▶ _Given passage_
══════════
A few nights ago we had the
pleasure of sharing a dinner with out next door neighbors, a delightful family
who are a a never-failing source of unobtrusive cheerfulness and
helpfulness. Though I never anticipated
it, like so much else in my recent life, we have become the “elderly couple
next door.” And when that happens to you, and it will, you will be very lucky
if the moral equivalent of the Woods are living next to you. These are the kind of people who
surreptitiously dig out your driveway for you on an icy day, and who never
complain about the mess out around your garbage bins. The specific occasion, at least ostensibly,
was to honor Anna, the daughter, one of the nicer young women on earth, who
graduated from Princeton High School in the early summer and was just about to
leave home for New Orleans, where she is entering the freshman class of Tulane
University.
She couldn’t know it, but going off
to New Orleans filled with youthful enthusiasm was an experience which I myself
had shared, an experience recalled with sharp detail as we listened to her
talk of her exciting plans. For it was
in New Orleans that I myself set off on one of the several mysterious glide
paths of my life. Around Thanksgiving of
1958 I traveled to Little Rock for the state interviews of the annual Rhodes
Scholarship selection. I was then a
senior in college rather than a fresh high-school graduate, but, as I say, this
was 1958, and in “emotional age” I probably lagged by some distance the
sophistications of a current graduate of Princeton High. At the interview there were, I seem to
remember, about a dozen of us, all of us pumped up, apprehensive, doing our
level best to project a aura of nonchalance.
It was pretty obvious to me that I didn’t have a chance. Candidates included the Razorback football captain,
the Amory Blain of the hills and hollows, and a personage of semi-divine
stature in the State of Arkansas, as well as a guy from Harvard who was
supposed to have already filed three industrial patents. Nonetheless the next day I was sent on to the
“District” in New Orleans, my fellow state finalist being neither the quarterback
nor the inventor but an up-and-coming politician and an all-state string player
in the Youth Orchestra. Very nice
guy. There is modesty. There is false modesty. And then there is simple incomprehensible
good luck. I was awarded a Rhodes
Scholarship! I celebrated with the
Committee and the other district winners at a blowout meal at a sumptuous
New Orleans restaurant.
That was still nearly a year before
I would be graduating from college and actually heading for England, but I was
suddenly being cascaded with good wishes and startling opportunities, mostly
from strangers. The senior senator from
Arkansas at that time, J. William Fulbright, was one of the more complicated
southern politicians of mid-century. He
was an erudite redneck, a segregationist, anti-McCarthyite internationalist and
(I believe until this very day) the longest-serving Chairman of the Senate
Committee on International Affairs; a
former Rhodes Scholar, a former president of the University of Arkansas, and a
great believer in the value of international education. Hundreds if not thousands of Fulbright
Scholars have benefited from his vision.
I had never met the man, nor indeed laid eyes upon him. Though I had no reason to know it, he took a
special interest in Arkansas Rhodes Scholars.
Ten years later he would play a not insignificant role in advancing the
career of Bill Clinton. In those days,
or for all I know still in these, senators enjoyed among their perks the gift
of various “patronage” government jobs—remnants of the spoils system of one of
his spiritual predecessors, Andrew Jackson.
══════════
▶ _Items_
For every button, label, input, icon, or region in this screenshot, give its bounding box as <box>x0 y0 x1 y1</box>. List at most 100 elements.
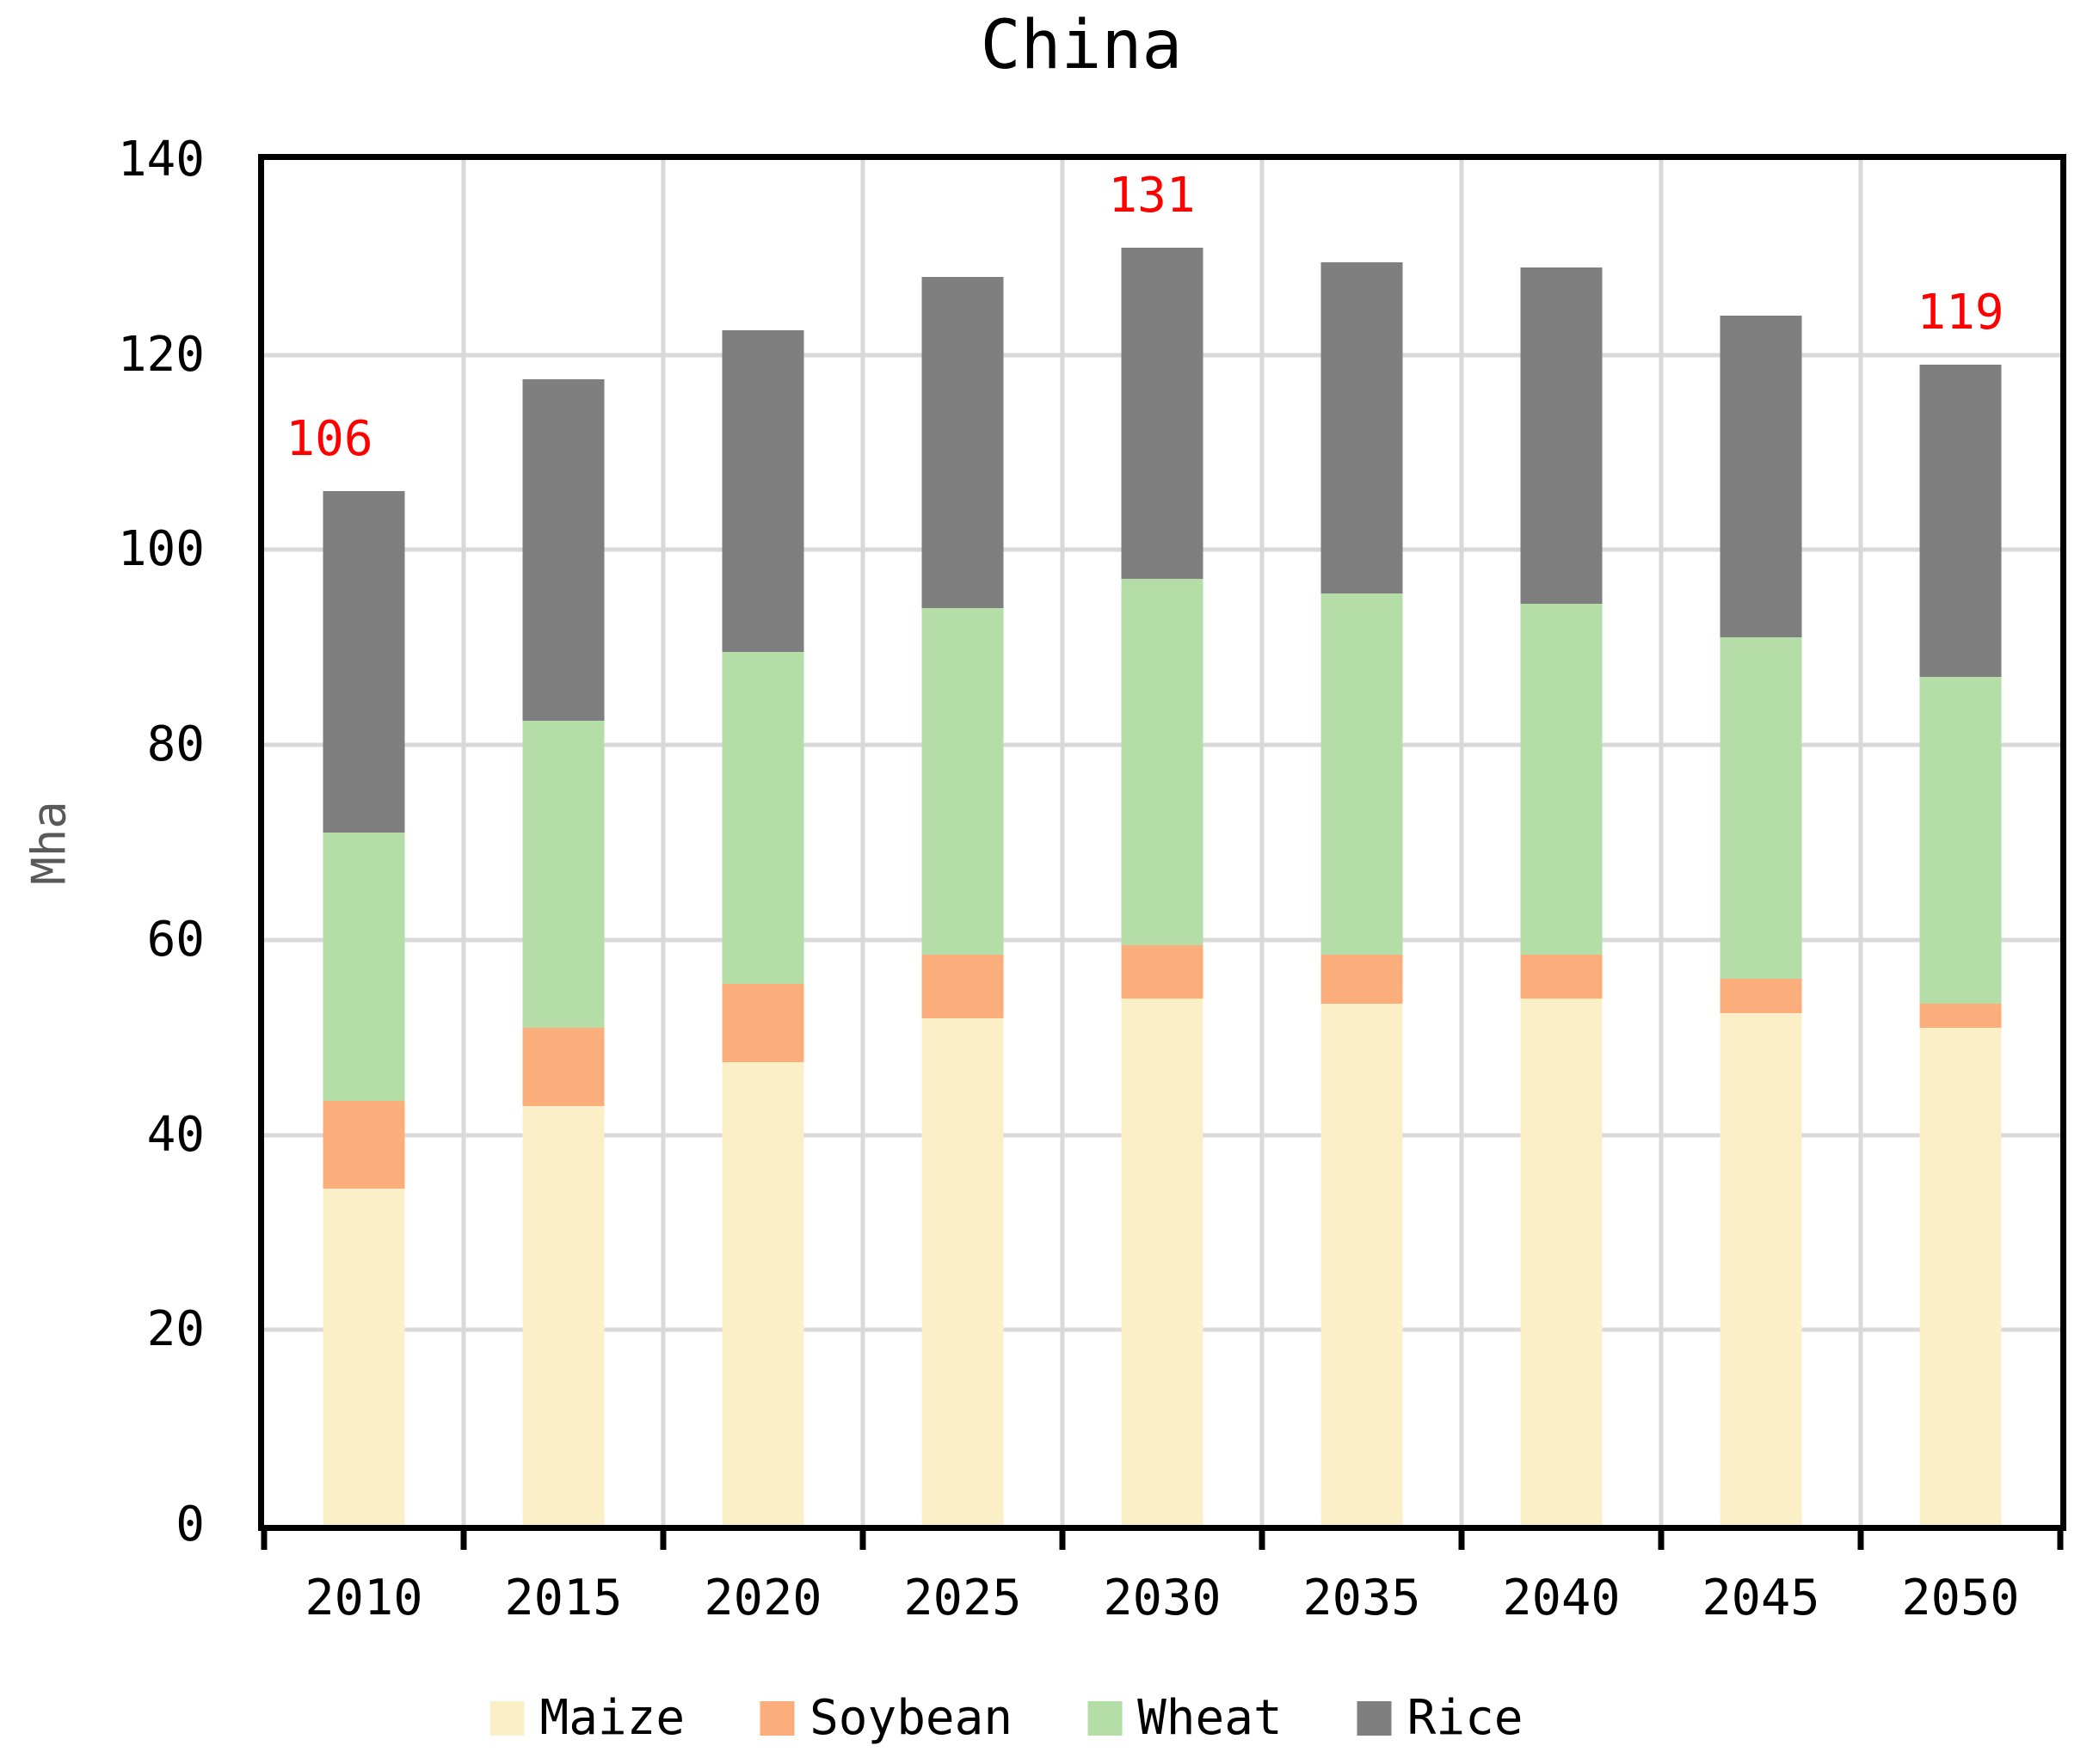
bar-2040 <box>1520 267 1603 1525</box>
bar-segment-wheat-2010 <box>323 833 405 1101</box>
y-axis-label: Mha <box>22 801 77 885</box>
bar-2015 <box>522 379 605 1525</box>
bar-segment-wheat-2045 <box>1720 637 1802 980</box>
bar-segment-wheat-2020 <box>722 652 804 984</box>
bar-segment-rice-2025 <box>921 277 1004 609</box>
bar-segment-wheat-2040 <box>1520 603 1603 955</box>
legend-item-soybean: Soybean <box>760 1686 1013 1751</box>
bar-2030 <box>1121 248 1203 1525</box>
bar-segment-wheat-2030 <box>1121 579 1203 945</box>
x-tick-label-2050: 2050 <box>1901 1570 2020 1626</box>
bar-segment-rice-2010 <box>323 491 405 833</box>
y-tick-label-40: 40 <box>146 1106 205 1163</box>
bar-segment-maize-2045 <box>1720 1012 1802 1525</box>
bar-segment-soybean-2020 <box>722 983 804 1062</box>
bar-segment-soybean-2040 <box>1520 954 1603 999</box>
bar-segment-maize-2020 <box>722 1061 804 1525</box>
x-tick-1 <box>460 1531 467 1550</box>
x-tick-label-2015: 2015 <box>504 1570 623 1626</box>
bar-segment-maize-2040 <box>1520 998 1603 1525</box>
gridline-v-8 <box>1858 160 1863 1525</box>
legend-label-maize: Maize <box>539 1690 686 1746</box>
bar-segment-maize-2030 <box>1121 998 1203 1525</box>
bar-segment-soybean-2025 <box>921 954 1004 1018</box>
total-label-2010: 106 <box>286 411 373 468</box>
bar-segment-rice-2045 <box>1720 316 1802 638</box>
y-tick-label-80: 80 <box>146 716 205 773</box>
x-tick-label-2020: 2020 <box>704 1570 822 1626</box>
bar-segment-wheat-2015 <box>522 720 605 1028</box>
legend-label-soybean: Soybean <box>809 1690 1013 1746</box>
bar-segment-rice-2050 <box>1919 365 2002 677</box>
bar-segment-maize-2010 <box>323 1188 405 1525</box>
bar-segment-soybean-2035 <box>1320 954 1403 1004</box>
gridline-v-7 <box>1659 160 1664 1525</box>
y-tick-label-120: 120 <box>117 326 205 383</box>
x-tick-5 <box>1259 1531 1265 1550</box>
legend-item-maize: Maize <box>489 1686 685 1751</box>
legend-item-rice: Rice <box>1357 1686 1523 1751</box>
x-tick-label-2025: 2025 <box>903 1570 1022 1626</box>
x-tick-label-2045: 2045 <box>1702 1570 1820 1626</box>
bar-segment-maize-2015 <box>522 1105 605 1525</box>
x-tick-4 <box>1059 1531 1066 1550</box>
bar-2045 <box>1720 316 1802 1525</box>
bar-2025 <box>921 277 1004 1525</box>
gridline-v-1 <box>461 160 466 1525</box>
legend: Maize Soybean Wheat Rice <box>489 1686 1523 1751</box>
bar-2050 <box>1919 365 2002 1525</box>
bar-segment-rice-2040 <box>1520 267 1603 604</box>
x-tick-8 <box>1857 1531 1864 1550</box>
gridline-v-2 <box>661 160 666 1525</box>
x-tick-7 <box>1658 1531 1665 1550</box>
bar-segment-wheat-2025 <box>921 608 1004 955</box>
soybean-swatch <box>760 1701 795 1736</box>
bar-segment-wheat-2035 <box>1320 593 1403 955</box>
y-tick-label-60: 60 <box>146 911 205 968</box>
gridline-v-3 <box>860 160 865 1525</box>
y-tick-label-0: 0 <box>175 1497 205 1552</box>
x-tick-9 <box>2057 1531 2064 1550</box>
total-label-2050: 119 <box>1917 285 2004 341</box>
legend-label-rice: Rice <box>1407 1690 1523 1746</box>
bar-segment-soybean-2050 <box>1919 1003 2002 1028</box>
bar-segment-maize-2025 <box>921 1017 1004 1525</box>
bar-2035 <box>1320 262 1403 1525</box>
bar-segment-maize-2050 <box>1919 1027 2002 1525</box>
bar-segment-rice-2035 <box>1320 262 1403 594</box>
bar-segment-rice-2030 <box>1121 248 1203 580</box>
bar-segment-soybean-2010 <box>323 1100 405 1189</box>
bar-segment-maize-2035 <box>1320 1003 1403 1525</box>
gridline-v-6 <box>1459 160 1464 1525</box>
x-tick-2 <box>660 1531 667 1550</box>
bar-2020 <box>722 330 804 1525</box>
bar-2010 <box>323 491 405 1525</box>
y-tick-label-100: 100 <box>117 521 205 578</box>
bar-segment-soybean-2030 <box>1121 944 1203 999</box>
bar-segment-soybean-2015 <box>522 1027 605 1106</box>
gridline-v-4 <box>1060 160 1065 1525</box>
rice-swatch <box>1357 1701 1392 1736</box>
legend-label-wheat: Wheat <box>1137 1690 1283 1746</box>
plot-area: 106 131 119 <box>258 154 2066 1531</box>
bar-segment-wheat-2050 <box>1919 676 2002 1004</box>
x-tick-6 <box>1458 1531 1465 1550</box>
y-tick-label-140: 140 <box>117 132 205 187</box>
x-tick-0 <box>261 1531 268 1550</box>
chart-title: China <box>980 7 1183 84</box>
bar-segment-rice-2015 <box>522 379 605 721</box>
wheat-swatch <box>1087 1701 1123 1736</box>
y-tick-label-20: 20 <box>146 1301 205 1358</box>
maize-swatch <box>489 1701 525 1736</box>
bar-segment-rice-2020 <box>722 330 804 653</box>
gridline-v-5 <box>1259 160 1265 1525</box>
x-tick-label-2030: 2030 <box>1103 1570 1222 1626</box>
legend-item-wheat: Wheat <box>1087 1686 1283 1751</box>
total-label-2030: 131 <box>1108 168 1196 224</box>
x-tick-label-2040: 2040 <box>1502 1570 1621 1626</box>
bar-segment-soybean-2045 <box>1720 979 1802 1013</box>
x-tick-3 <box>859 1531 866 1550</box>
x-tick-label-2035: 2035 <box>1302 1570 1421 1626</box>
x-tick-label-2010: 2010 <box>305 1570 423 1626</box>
══════════
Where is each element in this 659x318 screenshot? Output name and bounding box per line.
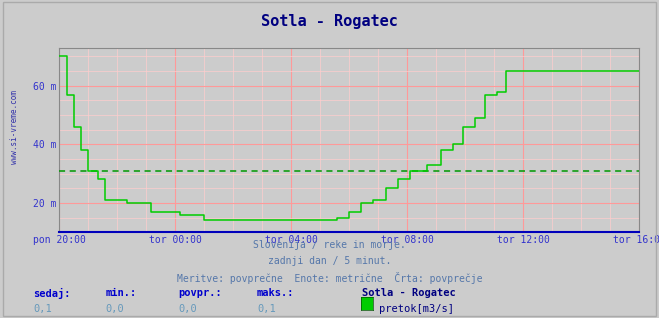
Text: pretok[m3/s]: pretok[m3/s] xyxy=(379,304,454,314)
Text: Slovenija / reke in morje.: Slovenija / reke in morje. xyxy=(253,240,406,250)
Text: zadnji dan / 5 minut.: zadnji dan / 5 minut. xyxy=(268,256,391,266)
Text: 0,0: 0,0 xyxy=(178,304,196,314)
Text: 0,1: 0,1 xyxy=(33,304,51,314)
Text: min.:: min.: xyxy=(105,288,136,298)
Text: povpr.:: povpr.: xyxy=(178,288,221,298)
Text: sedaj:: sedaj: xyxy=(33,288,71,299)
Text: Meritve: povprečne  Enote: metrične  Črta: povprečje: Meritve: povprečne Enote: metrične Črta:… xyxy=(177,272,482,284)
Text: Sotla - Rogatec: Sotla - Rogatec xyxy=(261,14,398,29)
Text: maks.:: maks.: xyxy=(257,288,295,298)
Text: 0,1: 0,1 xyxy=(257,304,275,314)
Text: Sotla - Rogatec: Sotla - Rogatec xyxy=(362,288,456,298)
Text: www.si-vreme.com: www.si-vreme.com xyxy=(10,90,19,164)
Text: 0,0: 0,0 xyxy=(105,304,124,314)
══════════
▶ _Short exercise 1_
From the passage about the Rhodes Scholarship, reproduce word for word the part that opens with the words containing "She couldn’t know" and closes with "aura of nonchalance.".
▶ _Short exercise 2_
Translate this sentence from the passage about the Rhodes Scholarship into Spanish: "I had never met the man, nor indeed laid eyes upon him."

▶ _Output 1_
She couldn’t know it, but going off
to New Orleans filled with youthful enthusiasm was an experience which I myself
had shared, an experience recalled with sharp detail as we listened to her
talk of her exciting plans. For it was
in New Orleans that I myself set off on one of the several mysterious glide
paths of my life. Around Thanksgiving of
1958 I traveled to Little Rock for the state interviews of the annual Rhodes
Scholarship selection. I was then a
senior in college rather than a fresh high-school graduate, but, as I say, this
was 1958, and in “emotional age” I probably lagged by some distance the
sophistications of a current graduate of Princeton High. At the interview there were, I seem to
remember, about a dozen of us, all of us pumped up, apprehensive, doing our
level best to project a aura of nonchalance.

▶ _Output 2_
Nunca había conocido a aquel hombre, ni siquiera lo había visto nunca.